INSTRUCTION –
Extract each line of the records below that contains the word "JSON".

(Extracts from a graphics dataset)
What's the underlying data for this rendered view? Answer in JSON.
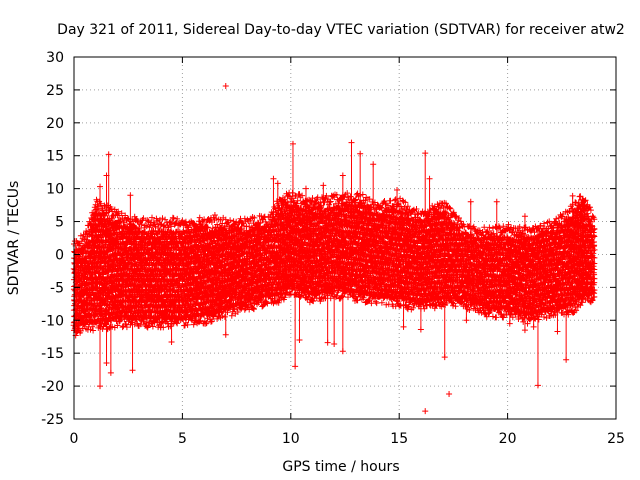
{
  "chart_data": {
    "type": "scatter",
    "title": "Day 321 of 2011, Sidereal Day-to-day VTEC variation (SDTVAR) for receiver atw2",
    "xlabel": "GPS time / hours",
    "ylabel": "SDTVAR / TECUs",
    "xlim": [
      0,
      25
    ],
    "ylim": [
      -25,
      30
    ],
    "grid": true,
    "marker": "+",
    "color": "#ff0000",
    "x_ticks": [
      0,
      5,
      10,
      15,
      20,
      25
    ],
    "y_ticks": [
      -25,
      -20,
      -15,
      -10,
      -5,
      0,
      5,
      10,
      15,
      20,
      25,
      30
    ],
    "series": [
      {
        "name": "SDTVAR",
        "envelope": {
          "hours": [
            0.0,
            0.5,
            1.0,
            1.5,
            2.0,
            3.0,
            4.0,
            5.0,
            6.0,
            7.0,
            8.0,
            9.0,
            9.5,
            10.0,
            11.0,
            12.0,
            13.0,
            14.0,
            15.0,
            16.0,
            17.0,
            18.0,
            19.0,
            20.0,
            21.0,
            22.0,
            23.0,
            23.5,
            24.0
          ],
          "upper_tecu": [
            1,
            1.5,
            7,
            6,
            5,
            4,
            4,
            4,
            4,
            4,
            4,
            4.5,
            7.5,
            8,
            7,
            7.5,
            8,
            6.5,
            7,
            5,
            7,
            3,
            2.5,
            3,
            2.5,
            3.5,
            6,
            8,
            4
          ],
          "lower_tecu": [
            -11,
            -10,
            -10,
            -10,
            -9.5,
            -9.5,
            -9.5,
            -9.5,
            -9,
            -8,
            -7,
            -6,
            -6,
            -4.5,
            -6,
            -5,
            -5.5,
            -6,
            -6.5,
            -7,
            -6.5,
            -6.5,
            -8,
            -8,
            -9,
            -8,
            -7.5,
            -6,
            -6
          ]
        },
        "outliers": [
          {
            "x": 7.0,
            "y": 25.6
          },
          {
            "x": 10.1,
            "y": 16.8
          },
          {
            "x": 1.6,
            "y": 15.2
          },
          {
            "x": 16.2,
            "y": 15.4
          },
          {
            "x": 12.8,
            "y": 17.0
          },
          {
            "x": 13.2,
            "y": 15.3
          },
          {
            "x": 13.8,
            "y": 13.7
          },
          {
            "x": 1.5,
            "y": 12.0
          },
          {
            "x": 1.2,
            "y": 10.3
          },
          {
            "x": 9.2,
            "y": 11.5
          },
          {
            "x": 9.4,
            "y": 10.8
          },
          {
            "x": 10.7,
            "y": 10.0
          },
          {
            "x": 11.5,
            "y": 10.5
          },
          {
            "x": 12.4,
            "y": 12.0
          },
          {
            "x": 14.9,
            "y": 9.8
          },
          {
            "x": 16.4,
            "y": 11.5
          },
          {
            "x": 18.3,
            "y": 8.0
          },
          {
            "x": 19.5,
            "y": 8.0
          },
          {
            "x": 20.8,
            "y": 5.8
          },
          {
            "x": 5.8,
            "y": 5.6
          },
          {
            "x": 6.5,
            "y": 6.0
          },
          {
            "x": 2.6,
            "y": 9.0
          },
          {
            "x": 7.0,
            "y": -12.2
          },
          {
            "x": 6.0,
            "y": -10.5
          },
          {
            "x": 8.3,
            "y": -8.3
          },
          {
            "x": 9.1,
            "y": -6.0
          },
          {
            "x": 4.5,
            "y": -13.3
          },
          {
            "x": 4.0,
            "y": -11.0
          },
          {
            "x": 2.7,
            "y": -17.6
          },
          {
            "x": 1.2,
            "y": -20.0
          },
          {
            "x": 1.5,
            "y": -16.5
          },
          {
            "x": 1.7,
            "y": -18.0
          },
          {
            "x": 0.1,
            "y": -11.8
          },
          {
            "x": 10.2,
            "y": -17.0
          },
          {
            "x": 10.4,
            "y": -13.0
          },
          {
            "x": 11.7,
            "y": -13.4
          },
          {
            "x": 12.0,
            "y": -13.6
          },
          {
            "x": 12.4,
            "y": -14.7
          },
          {
            "x": 15.2,
            "y": -11.0
          },
          {
            "x": 16.0,
            "y": -11.4
          },
          {
            "x": 16.2,
            "y": -23.8
          },
          {
            "x": 17.3,
            "y": -21.2
          },
          {
            "x": 17.1,
            "y": -15.6
          },
          {
            "x": 18.1,
            "y": -10.0
          },
          {
            "x": 20.8,
            "y": -11.5
          },
          {
            "x": 21.2,
            "y": -11.0
          },
          {
            "x": 21.4,
            "y": -19.9
          },
          {
            "x": 22.7,
            "y": -16.0
          },
          {
            "x": 22.3,
            "y": -11.7
          },
          {
            "x": 20.1,
            "y": -10.5
          },
          {
            "x": 20.5,
            "y": -9.8
          },
          {
            "x": 23.9,
            "y": -7.0
          },
          {
            "x": 23.0,
            "y": 8.9
          },
          {
            "x": 22.2,
            "y": 5.0
          },
          {
            "x": 21.5,
            "y": 4.3
          },
          {
            "x": 24.0,
            "y": 3.9
          }
        ]
      }
    ]
  }
}
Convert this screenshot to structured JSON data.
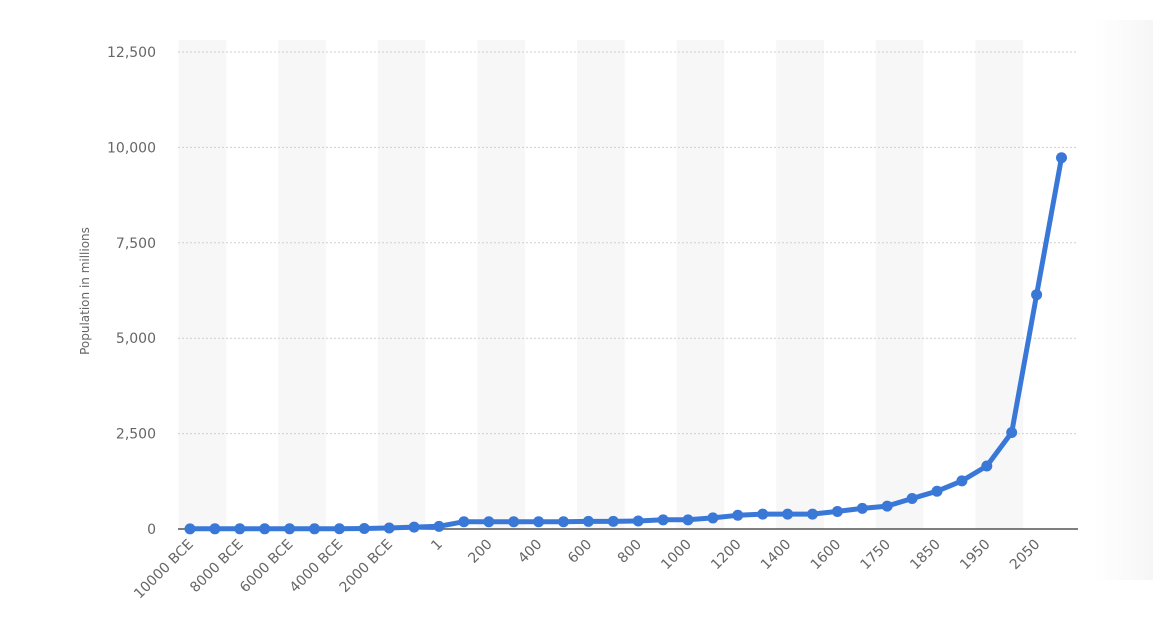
{
  "chart_data": {
    "type": "line",
    "title": "",
    "xlabel": "",
    "ylabel": "Population in millions",
    "ylim": [
      0,
      12500
    ],
    "yticks": [
      "0",
      "2,500",
      "5,000",
      "7,500",
      "10,000",
      "12,500"
    ],
    "ytick_values": [
      0,
      2500,
      5000,
      7500,
      10000,
      12500
    ],
    "grid": true,
    "categories": [
      "10000 BCE",
      "9000 BCE",
      "8000 BCE",
      "7000 BCE",
      "6000 BCE",
      "5000 BCE",
      "4000 BCE",
      "3000 BCE",
      "2000 BCE",
      "1000 BCE",
      "1",
      "100",
      "200",
      "300",
      "400",
      "500",
      "600",
      "700",
      "800",
      "900",
      "1000",
      "1100",
      "1200",
      "1300",
      "1400",
      "1500",
      "1600",
      "1700",
      "1750",
      "1800",
      "1850",
      "1900",
      "1950",
      "2000",
      "2050",
      "2100"
    ],
    "x_tick_labels": [
      "10000 BCE",
      "8000 BCE",
      "6000 BCE",
      "4000 BCE",
      "2000 BCE",
      "1",
      "200",
      "400",
      "600",
      "800",
      "1000",
      "1200",
      "1400",
      "1600",
      "1750",
      "1850",
      "1950",
      "2050"
    ],
    "x_tick_indices": [
      0,
      2,
      4,
      6,
      8,
      10,
      12,
      14,
      16,
      18,
      20,
      22,
      24,
      26,
      28,
      30,
      32,
      34
    ],
    "series": [
      {
        "name": "",
        "color": "#3a78d8",
        "values": [
          4,
          5,
          5,
          5,
          5,
          5,
          7,
          14,
          27,
          50,
          70,
          190,
          190,
          190,
          190,
          190,
          200,
          200,
          210,
          240,
          240,
          290,
          360,
          390,
          390,
          390,
          460,
          540,
          600,
          800,
          990,
          1260,
          1650,
          2530,
          6140,
          9730
        ]
      }
    ]
  }
}
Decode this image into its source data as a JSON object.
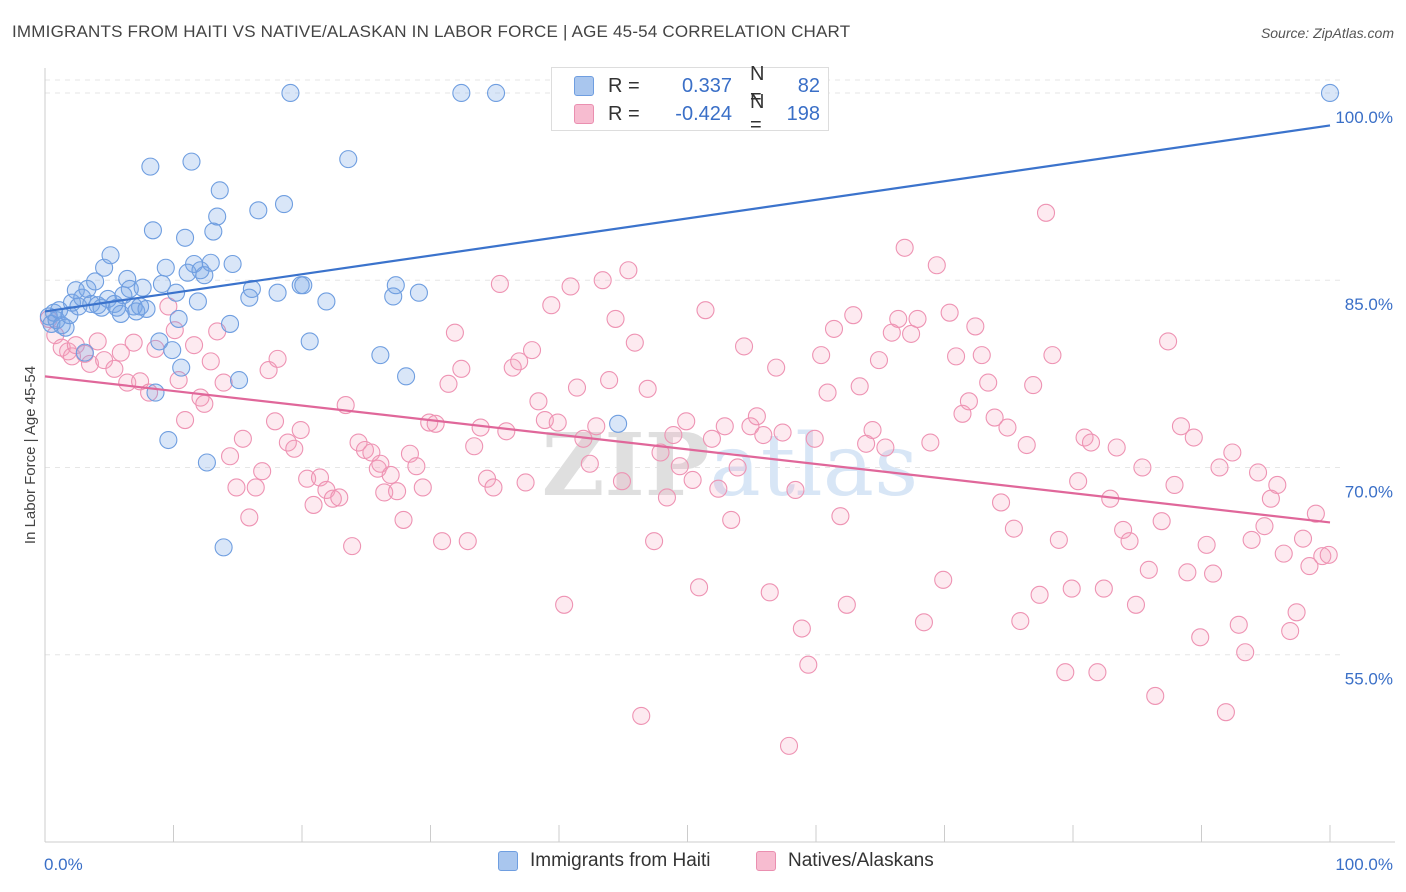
{
  "title": "IMMIGRANTS FROM HAITI VS NATIVE/ALASKAN IN LABOR FORCE | AGE 45-54 CORRELATION CHART",
  "source": "Source: ZipAtlas.com",
  "watermark": "ZIPatlas",
  "legend": {
    "r_label": "R =",
    "n_label": "N =",
    "rows": [
      {
        "r": "0.337",
        "n": "82",
        "fill": "#a9c6ee",
        "stroke": "#6f9ee0"
      },
      {
        "r": "-0.424",
        "n": "198",
        "fill": "#f7bcd0",
        "stroke": "#ea8fb0"
      }
    ]
  },
  "colors": {
    "blue_fill": "rgba(120,166,230,0.28)",
    "blue_stroke": "#6f9ee0",
    "blue_line": "#3b73cc",
    "pink_fill": "rgba(244,160,188,0.22)",
    "pink_stroke": "#ee93b3",
    "pink_line": "#e0679a",
    "axis_label": "#3a6fc7",
    "grid": "#e6e6e6"
  },
  "chart_data": {
    "type": "scatter",
    "title": "IMMIGRANTS FROM HAITI VS NATIVE/ALASKAN IN LABOR FORCE | AGE 45-54 CORRELATION CHART",
    "xlabel": "",
    "ylabel": "In Labor Force | Age 45-54",
    "xlim": [
      0,
      100
    ],
    "ylim": [
      40,
      102
    ],
    "x_tick_labels": [
      "0.0%",
      "100.0%"
    ],
    "y_ticks": [
      55,
      70,
      85,
      100
    ],
    "y_tick_labels": [
      "55.0%",
      "70.0%",
      "85.0%",
      "100.0%"
    ],
    "legend_position": "top-center",
    "series": [
      {
        "name": "Immigrants from Haiti",
        "color": "#6f9ee0",
        "trend": {
          "x": [
            0,
            100
          ],
          "y": [
            82.5,
            97.4
          ]
        },
        "points": [
          [
            0.3,
            82.1
          ],
          [
            0.5,
            81.5
          ],
          [
            0.7,
            82.4
          ],
          [
            0.9,
            81.8
          ],
          [
            1.1,
            82.6
          ],
          [
            1.3,
            81.4
          ],
          [
            1.6,
            81.2
          ],
          [
            1.9,
            82.2
          ],
          [
            2.1,
            83.2
          ],
          [
            2.4,
            84.2
          ],
          [
            2.6,
            82.9
          ],
          [
            2.9,
            83.6
          ],
          [
            3.1,
            79.2
          ],
          [
            3.3,
            84.3
          ],
          [
            3.6,
            83.1
          ],
          [
            3.9,
            84.9
          ],
          [
            4.1,
            83.0
          ],
          [
            4.4,
            82.8
          ],
          [
            4.6,
            86.0
          ],
          [
            4.9,
            83.5
          ],
          [
            5.1,
            87.0
          ],
          [
            5.4,
            83.1
          ],
          [
            5.6,
            82.8
          ],
          [
            5.9,
            82.3
          ],
          [
            6.1,
            83.8
          ],
          [
            6.4,
            85.1
          ],
          [
            6.6,
            84.3
          ],
          [
            6.9,
            82.9
          ],
          [
            7.1,
            82.5
          ],
          [
            7.4,
            82.9
          ],
          [
            7.6,
            84.4
          ],
          [
            7.9,
            82.7
          ],
          [
            8.2,
            94.1
          ],
          [
            8.4,
            89.0
          ],
          [
            8.6,
            76.0
          ],
          [
            8.9,
            80.1
          ],
          [
            9.1,
            84.7
          ],
          [
            9.4,
            86.0
          ],
          [
            9.6,
            72.2
          ],
          [
            9.9,
            79.4
          ],
          [
            10.2,
            84.0
          ],
          [
            10.4,
            81.9
          ],
          [
            10.6,
            78.0
          ],
          [
            10.9,
            88.4
          ],
          [
            11.1,
            85.6
          ],
          [
            11.4,
            94.5
          ],
          [
            11.6,
            86.3
          ],
          [
            11.9,
            83.3
          ],
          [
            12.1,
            85.8
          ],
          [
            12.4,
            85.4
          ],
          [
            12.6,
            70.4
          ],
          [
            12.9,
            86.4
          ],
          [
            13.1,
            88.9
          ],
          [
            13.4,
            90.1
          ],
          [
            13.6,
            92.2
          ],
          [
            13.9,
            63.6
          ],
          [
            14.4,
            81.5
          ],
          [
            14.6,
            86.3
          ],
          [
            15.1,
            77.0
          ],
          [
            15.9,
            83.6
          ],
          [
            16.1,
            84.3
          ],
          [
            16.6,
            90.6
          ],
          [
            18.1,
            84.0
          ],
          [
            18.6,
            91.1
          ],
          [
            19.1,
            100.0
          ],
          [
            19.9,
            84.6
          ],
          [
            20.1,
            84.6
          ],
          [
            20.6,
            80.1
          ],
          [
            21.9,
            83.3
          ],
          [
            23.6,
            94.7
          ],
          [
            26.1,
            79.0
          ],
          [
            27.1,
            83.7
          ],
          [
            27.3,
            84.6
          ],
          [
            28.1,
            77.3
          ],
          [
            29.1,
            84.0
          ],
          [
            32.4,
            100.0
          ],
          [
            35.1,
            100.0
          ],
          [
            44.6,
            73.5
          ],
          [
            100.0,
            100.0
          ]
        ]
      },
      {
        "name": "Natives/Alaskans",
        "color": "#ee93b3",
        "trend": {
          "x": [
            0,
            100
          ],
          "y": [
            77.3,
            65.6
          ]
        },
        "points": [
          [
            0.3,
            81.9
          ],
          [
            0.8,
            80.6
          ],
          [
            1.3,
            79.6
          ],
          [
            1.8,
            79.3
          ],
          [
            2.1,
            78.9
          ],
          [
            2.4,
            79.8
          ],
          [
            3.1,
            79.1
          ],
          [
            3.5,
            78.3
          ],
          [
            4.1,
            80.1
          ],
          [
            4.6,
            78.6
          ],
          [
            5.4,
            77.9
          ],
          [
            5.9,
            79.2
          ],
          [
            6.4,
            76.8
          ],
          [
            6.9,
            80.0
          ],
          [
            7.4,
            76.9
          ],
          [
            8.1,
            76.0
          ],
          [
            8.6,
            79.5
          ],
          [
            9.6,
            82.9
          ],
          [
            10.1,
            81.0
          ],
          [
            10.4,
            77.0
          ],
          [
            10.9,
            73.8
          ],
          [
            11.6,
            79.8
          ],
          [
            12.1,
            75.6
          ],
          [
            12.4,
            75.1
          ],
          [
            12.9,
            78.5
          ],
          [
            13.4,
            80.9
          ],
          [
            13.9,
            76.8
          ],
          [
            14.4,
            70.9
          ],
          [
            14.9,
            68.4
          ],
          [
            15.4,
            72.3
          ],
          [
            15.9,
            66.0
          ],
          [
            16.4,
            68.4
          ],
          [
            16.9,
            69.7
          ],
          [
            17.4,
            77.8
          ],
          [
            17.9,
            73.7
          ],
          [
            18.1,
            78.7
          ],
          [
            18.9,
            72.0
          ],
          [
            19.4,
            71.5
          ],
          [
            19.9,
            73.0
          ],
          [
            20.4,
            69.1
          ],
          [
            20.9,
            67.0
          ],
          [
            21.4,
            69.2
          ],
          [
            21.9,
            68.2
          ],
          [
            22.4,
            67.5
          ],
          [
            22.9,
            67.6
          ],
          [
            23.4,
            75.0
          ],
          [
            23.9,
            63.7
          ],
          [
            24.4,
            72.0
          ],
          [
            24.9,
            71.4
          ],
          [
            25.4,
            71.2
          ],
          [
            25.9,
            69.9
          ],
          [
            26.1,
            70.3
          ],
          [
            26.4,
            68.0
          ],
          [
            26.9,
            69.4
          ],
          [
            27.4,
            68.1
          ],
          [
            27.9,
            65.8
          ],
          [
            28.4,
            71.1
          ],
          [
            28.9,
            70.1
          ],
          [
            29.4,
            68.4
          ],
          [
            29.9,
            73.6
          ],
          [
            30.4,
            73.5
          ],
          [
            30.9,
            64.1
          ],
          [
            31.4,
            76.7
          ],
          [
            31.9,
            80.8
          ],
          [
            32.4,
            77.9
          ],
          [
            32.9,
            64.1
          ],
          [
            33.4,
            71.7
          ],
          [
            33.9,
            73.2
          ],
          [
            34.4,
            69.1
          ],
          [
            34.9,
            68.4
          ],
          [
            35.4,
            84.7
          ],
          [
            35.9,
            72.9
          ],
          [
            36.4,
            78.0
          ],
          [
            36.9,
            78.5
          ],
          [
            37.4,
            68.8
          ],
          [
            37.9,
            79.4
          ],
          [
            38.4,
            75.3
          ],
          [
            38.9,
            73.8
          ],
          [
            39.4,
            83.0
          ],
          [
            39.9,
            73.6
          ],
          [
            40.4,
            59.0
          ],
          [
            40.9,
            84.5
          ],
          [
            41.4,
            76.4
          ],
          [
            41.9,
            72.3
          ],
          [
            42.4,
            70.3
          ],
          [
            42.9,
            73.3
          ],
          [
            43.4,
            85.0
          ],
          [
            43.9,
            77.0
          ],
          [
            44.4,
            81.9
          ],
          [
            44.9,
            68.9
          ],
          [
            45.4,
            85.8
          ],
          [
            45.9,
            80.0
          ],
          [
            46.4,
            50.1
          ],
          [
            46.9,
            76.3
          ],
          [
            47.4,
            64.1
          ],
          [
            47.9,
            71.2
          ],
          [
            48.4,
            67.6
          ],
          [
            48.9,
            72.6
          ],
          [
            49.4,
            70.1
          ],
          [
            49.9,
            73.7
          ],
          [
            50.4,
            69.0
          ],
          [
            50.9,
            60.4
          ],
          [
            51.4,
            82.6
          ],
          [
            51.9,
            72.3
          ],
          [
            52.4,
            68.3
          ],
          [
            52.9,
            73.3
          ],
          [
            53.4,
            65.8
          ],
          [
            53.9,
            70.0
          ],
          [
            54.4,
            79.7
          ],
          [
            54.9,
            73.3
          ],
          [
            55.4,
            74.1
          ],
          [
            55.9,
            72.6
          ],
          [
            56.4,
            60.0
          ],
          [
            56.9,
            78.0
          ],
          [
            57.4,
            72.8
          ],
          [
            57.9,
            47.7
          ],
          [
            58.4,
            68.2
          ],
          [
            58.9,
            57.1
          ],
          [
            59.4,
            54.2
          ],
          [
            59.9,
            72.3
          ],
          [
            60.4,
            79.0
          ],
          [
            60.9,
            76.0
          ],
          [
            61.4,
            81.1
          ],
          [
            61.9,
            66.1
          ],
          [
            62.4,
            59.0
          ],
          [
            62.9,
            82.2
          ],
          [
            63.4,
            76.5
          ],
          [
            63.9,
            71.9
          ],
          [
            64.4,
            73.0
          ],
          [
            64.9,
            78.6
          ],
          [
            65.4,
            71.6
          ],
          [
            65.9,
            80.8
          ],
          [
            66.4,
            81.9
          ],
          [
            66.9,
            87.6
          ],
          [
            67.4,
            80.7
          ],
          [
            67.9,
            81.9
          ],
          [
            68.4,
            57.6
          ],
          [
            68.9,
            72.0
          ],
          [
            69.4,
            86.2
          ],
          [
            69.9,
            61.0
          ],
          [
            70.4,
            82.4
          ],
          [
            70.9,
            78.9
          ],
          [
            71.4,
            74.3
          ],
          [
            71.9,
            75.3
          ],
          [
            72.4,
            81.3
          ],
          [
            72.9,
            79.0
          ],
          [
            73.4,
            76.8
          ],
          [
            73.9,
            74.0
          ],
          [
            74.4,
            67.2
          ],
          [
            74.9,
            73.2
          ],
          [
            75.4,
            65.1
          ],
          [
            75.9,
            57.7
          ],
          [
            76.4,
            71.8
          ],
          [
            76.9,
            76.6
          ],
          [
            77.4,
            59.8
          ],
          [
            77.9,
            90.4
          ],
          [
            78.4,
            79.0
          ],
          [
            78.9,
            64.2
          ],
          [
            79.4,
            53.6
          ],
          [
            79.9,
            60.3
          ],
          [
            80.4,
            68.9
          ],
          [
            80.9,
            72.4
          ],
          [
            81.4,
            72.0
          ],
          [
            81.9,
            53.6
          ],
          [
            82.4,
            60.3
          ],
          [
            82.9,
            67.5
          ],
          [
            83.4,
            71.6
          ],
          [
            83.9,
            65.0
          ],
          [
            84.4,
            64.1
          ],
          [
            84.9,
            59.0
          ],
          [
            85.4,
            70.0
          ],
          [
            85.9,
            61.8
          ],
          [
            86.4,
            51.7
          ],
          [
            86.9,
            65.7
          ],
          [
            87.4,
            80.1
          ],
          [
            87.9,
            68.6
          ],
          [
            88.4,
            73.3
          ],
          [
            88.9,
            61.6
          ],
          [
            89.4,
            72.4
          ],
          [
            89.9,
            56.4
          ],
          [
            90.4,
            63.8
          ],
          [
            90.9,
            61.5
          ],
          [
            91.4,
            70.0
          ],
          [
            91.9,
            50.4
          ],
          [
            92.4,
            71.2
          ],
          [
            92.9,
            57.4
          ],
          [
            93.4,
            55.2
          ],
          [
            93.9,
            64.2
          ],
          [
            94.4,
            69.6
          ],
          [
            94.9,
            65.3
          ],
          [
            95.4,
            67.5
          ],
          [
            95.9,
            68.6
          ],
          [
            96.4,
            63.1
          ],
          [
            96.9,
            56.9
          ],
          [
            97.4,
            58.4
          ],
          [
            97.9,
            64.3
          ],
          [
            98.4,
            62.1
          ],
          [
            98.9,
            66.3
          ],
          [
            99.4,
            62.9
          ],
          [
            99.9,
            63.0
          ]
        ]
      }
    ]
  }
}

FINISHED TASK –
What's the underlying data for this rendered view? Answer in JSON.
Convert this screenshot to structured JSON data.
Decode this image into its source data as a JSON object.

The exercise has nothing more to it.